> **Short exercise**: Please report how many lines in the listing below contain the string "健身会员换过健身", with case counting, and give only the number.

# Information supplied start

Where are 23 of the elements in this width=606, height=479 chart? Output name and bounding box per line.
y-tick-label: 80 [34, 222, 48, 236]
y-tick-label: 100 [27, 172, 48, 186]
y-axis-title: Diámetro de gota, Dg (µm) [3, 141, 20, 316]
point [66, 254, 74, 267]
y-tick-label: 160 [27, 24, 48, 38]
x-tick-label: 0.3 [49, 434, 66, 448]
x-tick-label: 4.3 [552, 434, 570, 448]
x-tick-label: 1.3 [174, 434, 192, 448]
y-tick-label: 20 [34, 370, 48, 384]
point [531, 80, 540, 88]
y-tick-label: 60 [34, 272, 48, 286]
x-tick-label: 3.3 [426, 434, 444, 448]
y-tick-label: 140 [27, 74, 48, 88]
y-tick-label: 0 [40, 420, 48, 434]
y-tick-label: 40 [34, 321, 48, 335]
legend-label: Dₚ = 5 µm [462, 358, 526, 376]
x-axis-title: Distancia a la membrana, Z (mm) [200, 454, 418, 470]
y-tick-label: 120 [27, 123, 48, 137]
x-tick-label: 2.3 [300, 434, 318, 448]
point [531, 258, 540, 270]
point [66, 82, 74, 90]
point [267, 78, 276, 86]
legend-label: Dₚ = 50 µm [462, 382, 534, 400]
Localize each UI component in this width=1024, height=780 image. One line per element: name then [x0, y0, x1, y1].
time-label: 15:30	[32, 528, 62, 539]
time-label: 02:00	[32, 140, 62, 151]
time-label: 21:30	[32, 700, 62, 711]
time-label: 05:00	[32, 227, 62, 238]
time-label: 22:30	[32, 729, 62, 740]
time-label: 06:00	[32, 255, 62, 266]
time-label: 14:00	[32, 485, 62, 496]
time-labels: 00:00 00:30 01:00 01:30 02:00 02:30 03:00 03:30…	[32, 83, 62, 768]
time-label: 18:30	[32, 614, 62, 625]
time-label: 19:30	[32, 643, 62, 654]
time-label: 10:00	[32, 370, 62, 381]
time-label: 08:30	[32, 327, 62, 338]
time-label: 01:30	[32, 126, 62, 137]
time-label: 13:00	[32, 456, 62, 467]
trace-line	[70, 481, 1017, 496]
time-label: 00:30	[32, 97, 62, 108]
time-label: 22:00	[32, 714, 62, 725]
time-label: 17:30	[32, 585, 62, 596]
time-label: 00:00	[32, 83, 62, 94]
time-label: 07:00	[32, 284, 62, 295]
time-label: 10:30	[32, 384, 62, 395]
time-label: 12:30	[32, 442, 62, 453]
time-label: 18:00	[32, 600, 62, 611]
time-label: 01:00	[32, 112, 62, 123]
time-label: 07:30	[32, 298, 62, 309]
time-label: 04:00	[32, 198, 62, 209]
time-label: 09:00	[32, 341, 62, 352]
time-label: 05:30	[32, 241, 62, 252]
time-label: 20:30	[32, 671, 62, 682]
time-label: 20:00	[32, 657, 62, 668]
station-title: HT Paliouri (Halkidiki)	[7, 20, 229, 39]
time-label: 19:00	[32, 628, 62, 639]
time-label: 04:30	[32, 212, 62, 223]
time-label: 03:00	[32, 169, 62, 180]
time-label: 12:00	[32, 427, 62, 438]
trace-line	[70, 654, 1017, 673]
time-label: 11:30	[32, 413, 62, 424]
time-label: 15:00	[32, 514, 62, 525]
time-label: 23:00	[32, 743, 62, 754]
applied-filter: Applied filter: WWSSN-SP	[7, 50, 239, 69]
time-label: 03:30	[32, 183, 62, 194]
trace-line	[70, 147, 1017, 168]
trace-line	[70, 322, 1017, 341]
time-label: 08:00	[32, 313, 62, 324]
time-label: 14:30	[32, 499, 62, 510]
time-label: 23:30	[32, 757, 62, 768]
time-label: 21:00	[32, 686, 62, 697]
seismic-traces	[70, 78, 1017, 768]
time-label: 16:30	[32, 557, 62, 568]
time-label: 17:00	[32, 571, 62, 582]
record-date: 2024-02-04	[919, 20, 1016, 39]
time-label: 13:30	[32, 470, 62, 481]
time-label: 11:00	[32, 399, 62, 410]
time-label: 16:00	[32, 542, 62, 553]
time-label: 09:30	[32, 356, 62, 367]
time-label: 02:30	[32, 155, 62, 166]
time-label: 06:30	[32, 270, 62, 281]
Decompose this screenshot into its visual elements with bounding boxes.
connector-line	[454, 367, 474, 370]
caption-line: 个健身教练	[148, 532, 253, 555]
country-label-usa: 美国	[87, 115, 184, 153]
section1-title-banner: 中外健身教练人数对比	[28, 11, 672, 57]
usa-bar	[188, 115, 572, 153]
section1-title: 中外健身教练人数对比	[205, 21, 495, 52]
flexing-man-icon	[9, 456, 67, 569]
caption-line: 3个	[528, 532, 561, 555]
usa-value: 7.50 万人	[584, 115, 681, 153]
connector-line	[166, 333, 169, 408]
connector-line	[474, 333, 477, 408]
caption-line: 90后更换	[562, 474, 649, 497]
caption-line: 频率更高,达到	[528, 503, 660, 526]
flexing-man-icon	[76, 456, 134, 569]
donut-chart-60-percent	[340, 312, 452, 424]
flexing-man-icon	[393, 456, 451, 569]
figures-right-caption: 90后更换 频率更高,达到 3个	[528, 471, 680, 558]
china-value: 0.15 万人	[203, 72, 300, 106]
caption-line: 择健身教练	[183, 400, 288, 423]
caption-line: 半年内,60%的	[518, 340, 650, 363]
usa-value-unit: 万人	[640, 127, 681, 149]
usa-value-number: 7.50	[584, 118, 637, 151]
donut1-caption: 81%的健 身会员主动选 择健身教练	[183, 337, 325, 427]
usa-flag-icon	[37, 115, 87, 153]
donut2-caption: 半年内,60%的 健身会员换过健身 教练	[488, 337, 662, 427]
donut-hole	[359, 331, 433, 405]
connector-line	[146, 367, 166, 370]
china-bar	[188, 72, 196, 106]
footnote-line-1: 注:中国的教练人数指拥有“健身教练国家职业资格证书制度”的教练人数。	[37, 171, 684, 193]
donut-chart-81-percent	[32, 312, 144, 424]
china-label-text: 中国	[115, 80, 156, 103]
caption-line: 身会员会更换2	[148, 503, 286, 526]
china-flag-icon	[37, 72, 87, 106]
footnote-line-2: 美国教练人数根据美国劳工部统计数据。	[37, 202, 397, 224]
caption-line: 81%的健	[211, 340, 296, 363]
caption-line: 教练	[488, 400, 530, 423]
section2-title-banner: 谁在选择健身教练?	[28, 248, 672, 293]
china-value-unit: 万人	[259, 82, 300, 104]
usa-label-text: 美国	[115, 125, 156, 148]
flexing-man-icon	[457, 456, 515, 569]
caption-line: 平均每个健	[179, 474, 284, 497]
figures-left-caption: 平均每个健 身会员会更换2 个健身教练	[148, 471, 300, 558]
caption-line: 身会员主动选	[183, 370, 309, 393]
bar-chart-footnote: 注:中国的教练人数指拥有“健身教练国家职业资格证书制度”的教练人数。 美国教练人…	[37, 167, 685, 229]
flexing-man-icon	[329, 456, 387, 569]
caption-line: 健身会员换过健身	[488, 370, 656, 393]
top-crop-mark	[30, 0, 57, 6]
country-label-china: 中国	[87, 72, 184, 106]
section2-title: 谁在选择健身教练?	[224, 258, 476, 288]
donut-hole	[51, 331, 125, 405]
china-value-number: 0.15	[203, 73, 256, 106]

# Information supplied end

> **Task solution**: 2